**TASK DATA**
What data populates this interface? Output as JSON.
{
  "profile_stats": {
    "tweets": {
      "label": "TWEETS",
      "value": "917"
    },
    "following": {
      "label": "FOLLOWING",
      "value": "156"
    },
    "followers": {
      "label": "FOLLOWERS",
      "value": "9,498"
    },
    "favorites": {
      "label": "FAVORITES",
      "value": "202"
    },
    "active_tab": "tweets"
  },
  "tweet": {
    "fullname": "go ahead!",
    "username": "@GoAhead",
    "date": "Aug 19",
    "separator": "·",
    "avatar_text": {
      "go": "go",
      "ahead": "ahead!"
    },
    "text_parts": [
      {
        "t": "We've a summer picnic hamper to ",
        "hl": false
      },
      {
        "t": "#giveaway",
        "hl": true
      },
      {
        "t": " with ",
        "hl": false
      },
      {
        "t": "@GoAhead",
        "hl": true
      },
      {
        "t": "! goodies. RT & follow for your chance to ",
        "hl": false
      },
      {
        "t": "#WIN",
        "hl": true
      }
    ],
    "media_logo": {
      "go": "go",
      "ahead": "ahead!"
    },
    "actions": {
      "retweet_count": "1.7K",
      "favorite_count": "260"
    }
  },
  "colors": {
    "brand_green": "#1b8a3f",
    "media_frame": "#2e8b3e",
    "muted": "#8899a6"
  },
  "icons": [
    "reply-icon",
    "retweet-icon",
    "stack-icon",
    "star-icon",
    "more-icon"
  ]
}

**THE EXERCISE**
Write the material out exactly, with nothing left out.

**REPLY**
What data populates this interface? Output as JSON.
{
  "profile_stats": {
    "tweets": {
      "label": "TWEETS",
      "value": "917"
    },
    "following": {
      "label": "FOLLOWING",
      "value": "156"
    },
    "followers": {
      "label": "FOLLOWERS",
      "value": "9,498"
    },
    "favorites": {
      "label": "FAVORITES",
      "value": "202"
    },
    "active_tab": "tweets"
  },
  "tweet": {
    "fullname": "go ahead!",
    "username": "@GoAhead",
    "date": "Aug 19",
    "separator": "·",
    "avatar_text": {
      "go": "go",
      "ahead": "ahead!"
    },
    "text_parts": [
      {
        "t": "We've a summer picnic hamper to ",
        "hl": false
      },
      {
        "t": "#giveaway",
        "hl": true
      },
      {
        "t": " with ",
        "hl": false
      },
      {
        "t": "@GoAhead",
        "hl": true
      },
      {
        "t": "! goodies. RT & follow for your chance to ",
        "hl": false
      },
      {
        "t": "#WIN",
        "hl": true
      }
    ],
    "media_logo": {
      "go": "go",
      "ahead": "ahead!"
    },
    "actions": {
      "retweet_count": "1.7K",
      "favorite_count": "260"
    }
  },
  "colors": {
    "brand_green": "#1b8a3f",
    "media_frame": "#2e8b3e",
    "muted": "#8899a6"
  },
  "icons": [
    "reply-icon",
    "retweet-icon",
    "stack-icon",
    "star-icon",
    "more-icon"
  ]
}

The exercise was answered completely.